▸ **THE EXERCISE**: Leave out the pictures, then reproduce the rest of the material exactly.

▸ **INPUT DATA**:
========

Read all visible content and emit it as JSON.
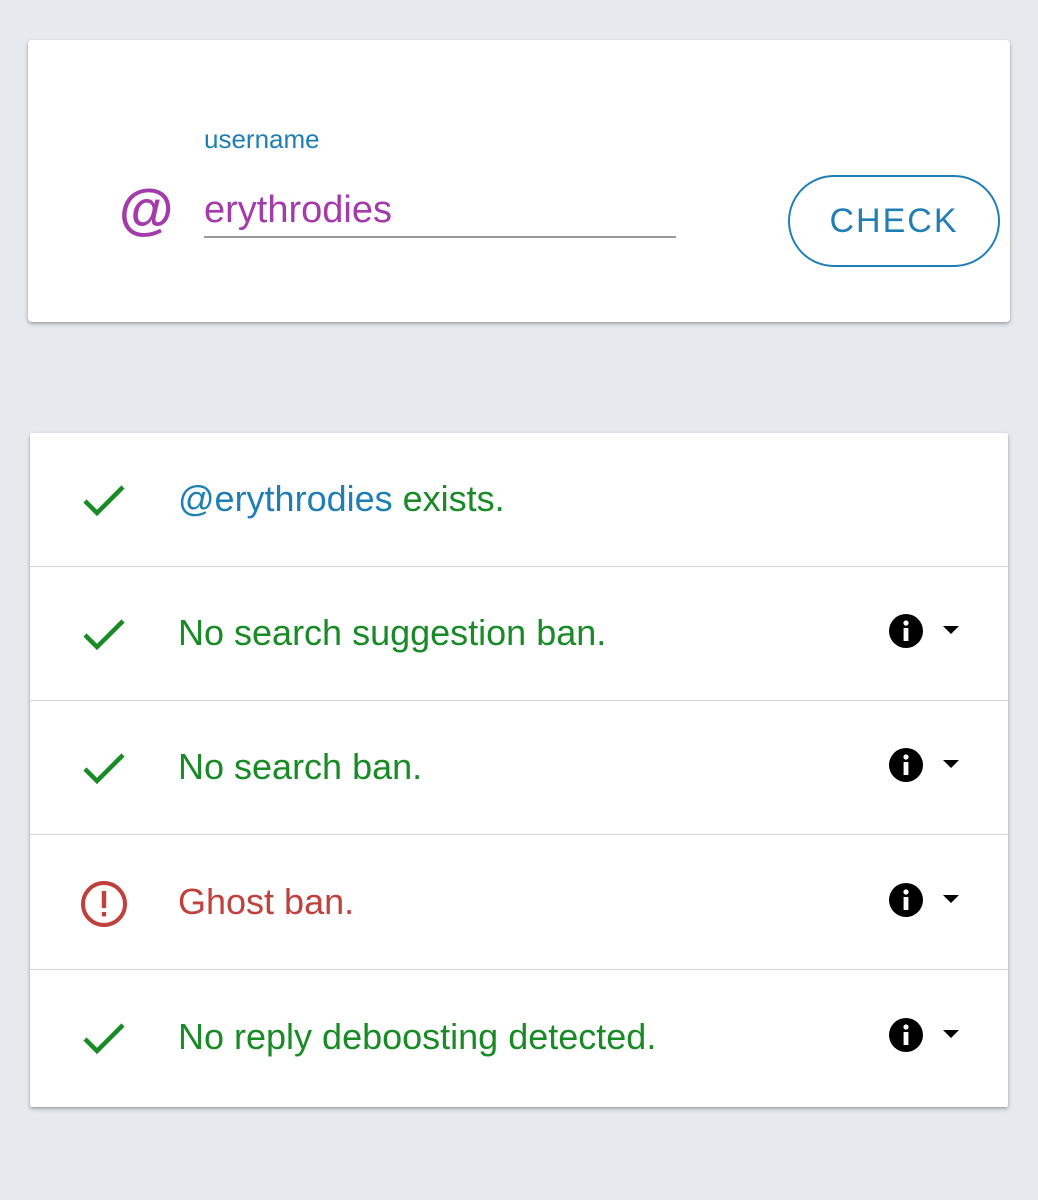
{
  "search": {
    "at_symbol": "@",
    "label": "username",
    "value": "erythrodies",
    "button_label": "CHECK"
  },
  "results": [
    {
      "status": "ok",
      "link": "@erythrodies",
      "text": " exists.",
      "has_info": false
    },
    {
      "status": "ok",
      "link": "",
      "text": "No search suggestion ban.",
      "has_info": true
    },
    {
      "status": "ok",
      "link": "",
      "text": "No search ban.",
      "has_info": true
    },
    {
      "status": "error",
      "link": "",
      "text": "Ghost ban.",
      "has_info": true
    },
    {
      "status": "ok",
      "link": "",
      "text": "No reply deboosting detected.",
      "has_info": true
    }
  ],
  "icons": {
    "ok": "check-icon",
    "error": "alert-circle-icon",
    "info": "info-icon",
    "caret": "caret-down-icon"
  },
  "colors": {
    "accent_blue": "#1f7fb5",
    "username_purple": "#a33bab",
    "ok_green": "#188a26",
    "error_red": "#c0403c",
    "background": "#e6eaef"
  }
}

========

▸ **ANSWER TO THIS EXERCISE**:
Read all visible content and emit it as JSON.
{
  "search": {
    "at_symbol": "@",
    "label": "username",
    "value": "erythrodies",
    "button_label": "CHECK"
  },
  "results": [
    {
      "status": "ok",
      "link": "@erythrodies",
      "text": " exists.",
      "has_info": false
    },
    {
      "status": "ok",
      "link": "",
      "text": "No search suggestion ban.",
      "has_info": true
    },
    {
      "status": "ok",
      "link": "",
      "text": "No search ban.",
      "has_info": true
    },
    {
      "status": "error",
      "link": "",
      "text": "Ghost ban.",
      "has_info": true
    },
    {
      "status": "ok",
      "link": "",
      "text": "No reply deboosting detected.",
      "has_info": true
    }
  ],
  "icons": {
    "ok": "check-icon",
    "error": "alert-circle-icon",
    "info": "info-icon",
    "caret": "caret-down-icon"
  },
  "colors": {
    "accent_blue": "#1f7fb5",
    "username_purple": "#a33bab",
    "ok_green": "#188a26",
    "error_red": "#c0403c",
    "background": "#e6eaef"
  }
}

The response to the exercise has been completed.